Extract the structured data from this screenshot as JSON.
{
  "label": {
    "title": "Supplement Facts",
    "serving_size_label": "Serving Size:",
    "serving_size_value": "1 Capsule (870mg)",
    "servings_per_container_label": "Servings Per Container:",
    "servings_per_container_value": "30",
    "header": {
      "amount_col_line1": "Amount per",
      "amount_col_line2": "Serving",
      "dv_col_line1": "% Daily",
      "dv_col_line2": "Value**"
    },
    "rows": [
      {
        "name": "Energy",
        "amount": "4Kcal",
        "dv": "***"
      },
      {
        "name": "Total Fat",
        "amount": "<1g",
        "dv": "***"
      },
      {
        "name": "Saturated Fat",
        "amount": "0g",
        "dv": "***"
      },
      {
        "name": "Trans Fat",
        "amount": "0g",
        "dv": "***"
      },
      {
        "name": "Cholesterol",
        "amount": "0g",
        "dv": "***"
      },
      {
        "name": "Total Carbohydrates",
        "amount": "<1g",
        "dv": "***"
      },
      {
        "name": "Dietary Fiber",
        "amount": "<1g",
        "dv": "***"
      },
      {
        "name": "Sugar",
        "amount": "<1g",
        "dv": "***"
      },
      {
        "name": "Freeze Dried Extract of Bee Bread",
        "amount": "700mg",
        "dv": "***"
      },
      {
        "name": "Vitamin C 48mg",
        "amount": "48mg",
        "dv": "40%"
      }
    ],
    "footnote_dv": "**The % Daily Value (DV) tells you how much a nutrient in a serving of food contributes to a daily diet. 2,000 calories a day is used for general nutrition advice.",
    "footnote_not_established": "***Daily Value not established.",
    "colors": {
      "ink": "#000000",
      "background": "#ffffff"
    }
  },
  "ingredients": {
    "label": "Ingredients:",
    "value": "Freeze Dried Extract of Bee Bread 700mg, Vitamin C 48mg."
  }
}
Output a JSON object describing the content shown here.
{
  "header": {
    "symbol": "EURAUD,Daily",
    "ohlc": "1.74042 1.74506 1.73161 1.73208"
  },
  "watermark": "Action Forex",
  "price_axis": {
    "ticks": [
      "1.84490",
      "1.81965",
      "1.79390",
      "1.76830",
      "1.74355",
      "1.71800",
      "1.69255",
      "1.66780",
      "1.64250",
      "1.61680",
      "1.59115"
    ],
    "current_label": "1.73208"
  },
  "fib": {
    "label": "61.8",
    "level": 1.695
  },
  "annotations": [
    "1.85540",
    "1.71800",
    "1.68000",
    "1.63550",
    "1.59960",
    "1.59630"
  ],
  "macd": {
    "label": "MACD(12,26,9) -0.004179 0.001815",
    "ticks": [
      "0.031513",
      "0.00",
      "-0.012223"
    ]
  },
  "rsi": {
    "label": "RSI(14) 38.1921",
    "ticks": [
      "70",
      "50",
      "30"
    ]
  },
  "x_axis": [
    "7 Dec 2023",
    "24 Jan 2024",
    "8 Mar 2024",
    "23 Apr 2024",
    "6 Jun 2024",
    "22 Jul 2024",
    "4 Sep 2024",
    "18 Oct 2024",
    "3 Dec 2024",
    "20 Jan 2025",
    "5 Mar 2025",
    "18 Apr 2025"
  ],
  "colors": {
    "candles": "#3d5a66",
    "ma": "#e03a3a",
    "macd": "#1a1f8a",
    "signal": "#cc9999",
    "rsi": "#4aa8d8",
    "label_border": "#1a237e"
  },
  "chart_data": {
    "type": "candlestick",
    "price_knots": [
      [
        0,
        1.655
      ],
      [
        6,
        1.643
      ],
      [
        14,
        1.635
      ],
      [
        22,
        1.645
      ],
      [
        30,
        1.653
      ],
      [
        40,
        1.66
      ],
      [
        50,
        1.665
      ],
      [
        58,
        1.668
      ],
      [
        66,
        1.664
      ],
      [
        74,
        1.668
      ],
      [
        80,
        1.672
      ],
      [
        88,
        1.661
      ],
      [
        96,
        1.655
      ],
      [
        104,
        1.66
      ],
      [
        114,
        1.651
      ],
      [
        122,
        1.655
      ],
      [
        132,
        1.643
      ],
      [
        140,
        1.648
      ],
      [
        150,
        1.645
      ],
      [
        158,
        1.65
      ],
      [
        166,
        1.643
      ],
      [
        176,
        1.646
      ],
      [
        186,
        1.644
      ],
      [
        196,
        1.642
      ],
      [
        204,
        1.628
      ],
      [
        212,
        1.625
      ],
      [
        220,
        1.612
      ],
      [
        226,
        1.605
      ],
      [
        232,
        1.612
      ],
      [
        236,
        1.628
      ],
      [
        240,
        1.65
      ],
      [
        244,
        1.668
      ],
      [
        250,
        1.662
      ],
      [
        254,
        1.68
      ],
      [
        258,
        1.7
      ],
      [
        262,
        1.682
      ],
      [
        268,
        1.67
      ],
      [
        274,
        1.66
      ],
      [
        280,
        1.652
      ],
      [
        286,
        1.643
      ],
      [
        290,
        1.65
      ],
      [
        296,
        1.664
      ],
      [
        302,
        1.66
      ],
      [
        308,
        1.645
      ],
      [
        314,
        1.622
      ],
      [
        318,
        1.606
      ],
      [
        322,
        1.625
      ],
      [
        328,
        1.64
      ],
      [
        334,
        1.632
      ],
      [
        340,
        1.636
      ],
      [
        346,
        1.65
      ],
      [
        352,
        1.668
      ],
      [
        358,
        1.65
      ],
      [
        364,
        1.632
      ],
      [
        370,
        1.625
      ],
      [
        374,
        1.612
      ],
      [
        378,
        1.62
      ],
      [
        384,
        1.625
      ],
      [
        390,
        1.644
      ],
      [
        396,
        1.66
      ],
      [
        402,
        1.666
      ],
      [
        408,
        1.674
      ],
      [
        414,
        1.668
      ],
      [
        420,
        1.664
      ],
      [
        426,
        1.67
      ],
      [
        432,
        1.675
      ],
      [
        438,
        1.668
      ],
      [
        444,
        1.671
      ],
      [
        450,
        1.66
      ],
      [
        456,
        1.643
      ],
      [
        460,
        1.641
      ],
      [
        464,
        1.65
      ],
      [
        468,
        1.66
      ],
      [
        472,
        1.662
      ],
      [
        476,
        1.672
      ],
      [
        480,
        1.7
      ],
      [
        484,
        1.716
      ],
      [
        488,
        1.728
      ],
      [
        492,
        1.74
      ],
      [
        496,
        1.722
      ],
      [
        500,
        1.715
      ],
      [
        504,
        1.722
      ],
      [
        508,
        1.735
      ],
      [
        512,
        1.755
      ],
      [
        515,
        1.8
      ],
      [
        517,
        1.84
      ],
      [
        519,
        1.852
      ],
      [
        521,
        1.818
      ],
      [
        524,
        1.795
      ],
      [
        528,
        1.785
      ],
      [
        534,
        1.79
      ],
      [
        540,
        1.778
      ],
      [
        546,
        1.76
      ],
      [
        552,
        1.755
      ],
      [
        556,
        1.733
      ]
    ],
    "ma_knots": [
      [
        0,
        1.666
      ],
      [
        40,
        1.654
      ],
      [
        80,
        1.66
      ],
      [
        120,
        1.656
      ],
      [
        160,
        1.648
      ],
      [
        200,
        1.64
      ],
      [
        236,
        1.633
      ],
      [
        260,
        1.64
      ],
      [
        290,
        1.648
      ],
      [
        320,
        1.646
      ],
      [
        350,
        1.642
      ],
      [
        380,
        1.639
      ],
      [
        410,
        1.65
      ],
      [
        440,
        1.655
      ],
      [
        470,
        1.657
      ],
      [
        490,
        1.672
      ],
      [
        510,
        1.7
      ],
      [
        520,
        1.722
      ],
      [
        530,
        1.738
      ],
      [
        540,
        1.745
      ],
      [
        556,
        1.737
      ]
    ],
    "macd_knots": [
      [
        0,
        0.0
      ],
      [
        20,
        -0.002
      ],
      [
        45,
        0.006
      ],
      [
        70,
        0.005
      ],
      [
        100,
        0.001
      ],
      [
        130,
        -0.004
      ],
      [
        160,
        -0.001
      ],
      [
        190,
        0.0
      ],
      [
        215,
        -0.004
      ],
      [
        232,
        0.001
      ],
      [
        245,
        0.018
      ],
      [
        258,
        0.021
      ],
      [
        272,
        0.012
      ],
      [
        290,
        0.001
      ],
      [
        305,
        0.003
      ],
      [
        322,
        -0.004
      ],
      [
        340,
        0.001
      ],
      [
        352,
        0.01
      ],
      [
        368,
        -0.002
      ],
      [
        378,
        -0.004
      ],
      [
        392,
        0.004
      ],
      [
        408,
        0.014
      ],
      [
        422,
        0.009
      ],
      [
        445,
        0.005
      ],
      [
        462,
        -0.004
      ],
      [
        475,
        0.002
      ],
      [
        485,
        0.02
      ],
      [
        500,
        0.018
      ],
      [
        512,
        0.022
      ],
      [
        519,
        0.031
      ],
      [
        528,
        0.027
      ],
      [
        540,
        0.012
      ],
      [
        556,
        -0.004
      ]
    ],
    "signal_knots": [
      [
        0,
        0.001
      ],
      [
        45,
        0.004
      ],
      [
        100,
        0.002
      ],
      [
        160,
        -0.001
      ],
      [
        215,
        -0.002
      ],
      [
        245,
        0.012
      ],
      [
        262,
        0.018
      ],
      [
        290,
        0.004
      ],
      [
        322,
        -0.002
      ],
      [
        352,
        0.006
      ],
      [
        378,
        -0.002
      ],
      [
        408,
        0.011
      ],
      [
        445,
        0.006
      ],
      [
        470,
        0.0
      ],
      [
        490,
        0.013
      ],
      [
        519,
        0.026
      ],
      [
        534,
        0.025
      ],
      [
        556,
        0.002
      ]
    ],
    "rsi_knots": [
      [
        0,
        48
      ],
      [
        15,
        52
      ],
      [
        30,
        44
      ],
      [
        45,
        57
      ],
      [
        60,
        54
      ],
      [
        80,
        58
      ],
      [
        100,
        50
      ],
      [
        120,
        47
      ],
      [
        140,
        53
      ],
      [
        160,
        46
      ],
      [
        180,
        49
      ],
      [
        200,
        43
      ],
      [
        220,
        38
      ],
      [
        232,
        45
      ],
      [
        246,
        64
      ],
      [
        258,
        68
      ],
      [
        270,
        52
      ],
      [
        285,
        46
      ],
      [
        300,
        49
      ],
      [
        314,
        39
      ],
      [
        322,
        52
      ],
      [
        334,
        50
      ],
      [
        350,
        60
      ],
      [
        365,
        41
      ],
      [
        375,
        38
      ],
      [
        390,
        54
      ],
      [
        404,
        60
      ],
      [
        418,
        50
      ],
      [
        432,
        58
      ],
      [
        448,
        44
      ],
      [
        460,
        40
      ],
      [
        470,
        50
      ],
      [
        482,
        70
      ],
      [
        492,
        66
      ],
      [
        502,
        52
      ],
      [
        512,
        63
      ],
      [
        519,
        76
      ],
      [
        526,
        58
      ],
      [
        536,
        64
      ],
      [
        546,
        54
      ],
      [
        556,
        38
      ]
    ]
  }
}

···

- _Exercise task_:
Count the lines in the entries above that include the string "Vitamin", then give only that figure.

- _Reply_:
2